Task instructions: Copy out the rows word for word, beginning with the line containing "post-caption-line: Clasele V-VIII" and continuing through the line containing "place-name[interactable]: Școala Gimnazială", both included.

Page element annotations:
__________
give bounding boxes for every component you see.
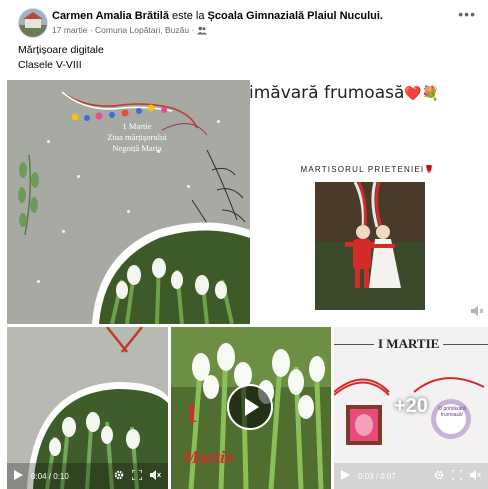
post-caption-line: Clasele V-VIII (18, 59, 82, 71)
more-options-button[interactable]: ••• (458, 6, 476, 22)
banner-text: rimăvară frumoasă❤️💐 (250, 83, 440, 103)
place-name[interactable]: Școala Gimnazială Plaiul Nucului. (208, 10, 383, 22)
martie-number: 1 (185, 399, 198, 428)
fullscreen-icon[interactable] (451, 469, 463, 482)
video-tile-1-martie[interactable]: 1 Martie (171, 327, 331, 489)
snowdrops-card-art (7, 80, 250, 324)
volume-mute-icon[interactable] (150, 470, 161, 482)
rose-emoji: 🌹 (424, 165, 436, 174)
post-date[interactable]: 17 martie (52, 25, 87, 35)
video-tile-i-martie[interactable]: I MARTIE O primăvară frumoasă! +20 0:03 … (334, 327, 488, 489)
play-icon[interactable] (14, 470, 23, 482)
photo-tile-martisorul-prieteniei[interactable]: rimăvară frumoasă❤️💐 MARTISORUL PRIETENI… (250, 80, 488, 324)
martie-word: Martie (183, 447, 234, 467)
video-time: 0:03 / 0:07 (358, 471, 396, 481)
video-controls: 0:04 / 0:10 (7, 463, 168, 489)
dot-separator: · (89, 25, 93, 35)
video-controls: 0:03 / 0:07 (334, 463, 488, 489)
volume-mute-icon[interactable] (470, 304, 484, 322)
martisor-dolls-photo (315, 182, 425, 310)
card-line-date: 1 Martie (122, 121, 152, 131)
play-icon (245, 398, 259, 416)
post-location[interactable]: Comuna Lopătari, Buzău (95, 25, 189, 35)
more-photos-count[interactable]: +20 (394, 395, 428, 418)
video-time: 0:04 / 0:10 (31, 471, 69, 481)
heart-bouquet-emoji: ❤️💐 (404, 86, 440, 102)
audience-friends-icon[interactable] (196, 26, 207, 37)
connector-text: este la (172, 10, 205, 22)
photo-tile-martisor-card[interactable]: 1 Martie Ziua mărțișorului Negoiță Maria (7, 80, 250, 324)
fullscreen-icon[interactable] (131, 469, 143, 482)
card-line-title: Ziua mărțișorului (107, 132, 167, 142)
video-tile-snowdrops[interactable]: 0:04 / 0:10 (7, 327, 168, 489)
author-name[interactable]: Carmen Amalia Brătilă (52, 10, 169, 22)
i-martie-header: I MARTIE (374, 336, 444, 352)
settings-gear-icon[interactable] (434, 470, 444, 482)
post-meta: 17 martie · Comuna Lopătari, Buzău · (52, 25, 207, 37)
settings-gear-icon[interactable] (114, 470, 124, 482)
post-caption-line: Mărțișoare digitale (18, 44, 104, 56)
subtitle-text: MARTISORUL PRIETENIEI🌹 (300, 165, 436, 174)
post-author-line: Carmen Amalia Brătilă este la Școala Gim… (52, 10, 383, 22)
badge-text: O primăvară frumoasă! (438, 406, 466, 418)
play-icon[interactable] (341, 470, 350, 482)
volume-mute-icon[interactable] (470, 470, 481, 482)
author-avatar[interactable] (18, 8, 48, 38)
dot-separator: · (191, 25, 195, 35)
play-button[interactable] (227, 384, 273, 430)
card-line-author: Negoiță Maria (112, 143, 162, 153)
card-text-block: 1 Martie Ziua mărțișorului Negoiță Maria (77, 121, 197, 154)
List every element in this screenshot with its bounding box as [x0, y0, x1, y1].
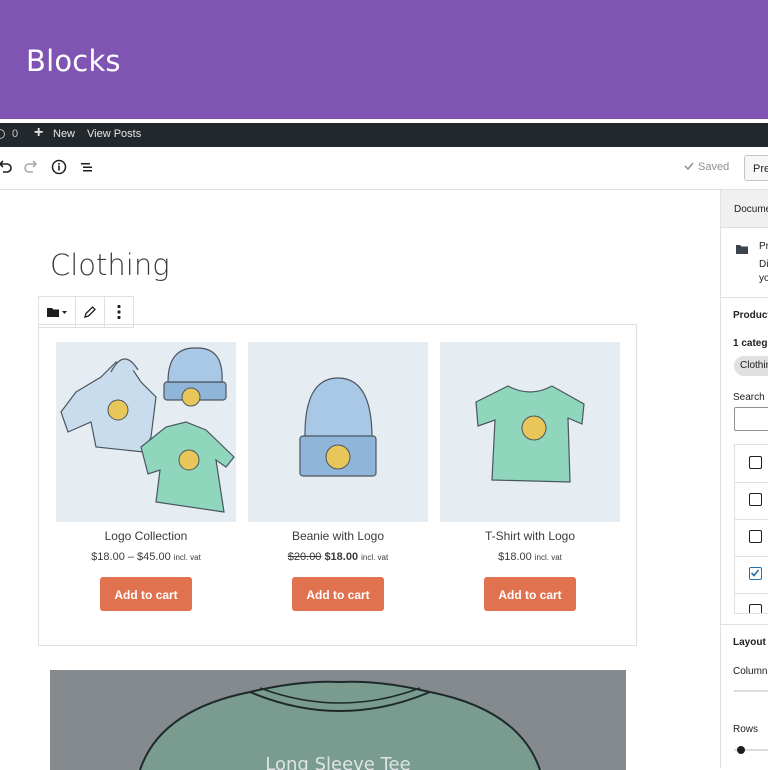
list-item[interactable] — [735, 519, 768, 557]
product-price: $20.00 $18.00 incl. vat — [248, 551, 428, 567]
list-item[interactable] — [735, 556, 768, 594]
regular-price: $20.00 — [287, 551, 322, 563]
block-description: Di — [759, 259, 768, 270]
banner-title: Blocks — [26, 44, 121, 78]
more-vertical-icon — [117, 304, 121, 320]
product-name[interactable]: T-Shirt with Logo — [440, 529, 620, 545]
folder-icon — [736, 245, 748, 254]
rows-slider-handle[interactable] — [737, 746, 745, 754]
folder-icon — [47, 308, 68, 317]
redo-icon[interactable] — [22, 157, 42, 177]
category-list — [734, 444, 768, 614]
list-view-icon[interactable] — [77, 157, 97, 177]
add-to-cart-button[interactable]: Add to cart — [292, 577, 384, 611]
products-panel-heading[interactable]: Product — [733, 310, 768, 321]
category-search-input[interactable] — [734, 407, 768, 431]
search-label: Search — [733, 392, 765, 403]
product-name[interactable]: Beanie with Logo — [248, 529, 428, 545]
tshirt-illustration — [475, 385, 585, 483]
info-icon[interactable] — [49, 157, 69, 177]
list-item[interactable] — [735, 445, 768, 483]
block-description-line: yo — [759, 273, 768, 284]
page-title[interactable]: Clothing — [50, 248, 170, 282]
products-by-category-block[interactable]: Logo Collection $18.00 – $45.00 incl. vat… — [38, 324, 637, 646]
product-card: T-Shirt with Logo $18.00 incl. vat Add to… — [440, 342, 620, 611]
category-checkbox[interactable] — [749, 456, 762, 469]
selected-count: 1 categ — [733, 338, 768, 349]
plus-icon[interactable]: + — [34, 124, 43, 142]
comment-count[interactable]: 0 — [12, 128, 18, 140]
new-menu[interactable]: New — [53, 128, 75, 140]
category-checkbox[interactable] — [749, 530, 762, 543]
block-name: Pr — [759, 241, 768, 252]
rows-label: Rows — [733, 724, 759, 735]
featured-product-cover[interactable]: Long Sleeve Tee — [50, 670, 626, 770]
sidebar-tabs: Docume — [721, 190, 768, 228]
category-chip[interactable]: Clothin — [734, 356, 768, 376]
category-checkbox[interactable] — [749, 604, 762, 613]
more-options-button[interactable] — [105, 297, 133, 327]
price: $18.00 — [498, 551, 532, 563]
product-image[interactable] — [56, 342, 236, 522]
product-price: $18.00 incl. vat — [440, 551, 620, 567]
panel-divider — [721, 624, 768, 625]
layout-panel-heading[interactable]: Layout — [733, 637, 766, 648]
check-icon — [750, 569, 760, 577]
settings-sidebar: Docume Pr Di yo Product 1 categ Clothin … — [720, 190, 768, 768]
editor-toolbar: Saved Pre — [0, 147, 768, 190]
product-name[interactable]: Logo Collection — [56, 529, 236, 545]
pencil-icon — [83, 306, 96, 318]
price-range: $18.00 – $45.00 — [91, 551, 171, 563]
preview-button[interactable]: Pre — [744, 155, 768, 181]
saved-status: Saved — [698, 161, 730, 173]
header-banner: Blocks — [0, 0, 768, 119]
product-card: Beanie with Logo $20.00 $18.00 incl. vat A… — [248, 342, 428, 611]
product-price: $18.00 – $45.00 incl. vat — [56, 551, 236, 567]
category-checkbox-checked[interactable] — [749, 567, 762, 580]
price-suffix: incl. vat — [173, 553, 201, 562]
editor-canvas: Clothing Logo Collection $18.00 – $45.00… — [0, 190, 720, 770]
columns-slider[interactable] — [734, 690, 768, 692]
add-to-cart-button[interactable]: Add to cart — [484, 577, 576, 611]
logo-collection-illustration — [60, 347, 235, 513]
list-item[interactable] — [735, 593, 768, 613]
tab-document[interactable]: Docume — [734, 204, 768, 215]
comment-bubble-icon[interactable] — [0, 129, 5, 139]
product-card: Logo Collection $18.00 – $45.00 incl. vat… — [56, 342, 236, 611]
admin-bar: 0 + New View Posts — [0, 123, 768, 147]
beanie-illustration — [299, 377, 377, 477]
block-type-button[interactable] — [39, 297, 77, 327]
columns-label: Column — [733, 666, 768, 677]
undo-icon[interactable] — [0, 157, 14, 177]
view-posts-link[interactable]: View Posts — [87, 128, 141, 140]
price-suffix: incl. vat — [361, 553, 389, 562]
price-suffix: incl. vat — [534, 553, 562, 562]
panel-divider — [721, 297, 768, 298]
add-to-cart-button[interactable]: Add to cart — [100, 577, 192, 611]
category-checkbox[interactable] — [749, 493, 762, 506]
list-item[interactable] — [735, 482, 768, 520]
check-icon — [684, 162, 694, 171]
edit-button[interactable] — [76, 297, 105, 327]
product-image[interactable] — [440, 342, 620, 522]
sale-price: $18.00 — [324, 551, 359, 563]
product-image[interactable] — [248, 342, 428, 522]
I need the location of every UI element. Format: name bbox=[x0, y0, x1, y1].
__________
Solution for this exercise:
post-caption-line: Clasele V-VIII (18, 59, 82, 71)
more-options-button[interactable]: ••• (458, 6, 476, 22)
banner-text: rimăvară frumoasă❤️💐 (250, 83, 440, 103)
place-name[interactable]: Școala Gimnazială Plaiul Nucului. (208, 10, 383, 22)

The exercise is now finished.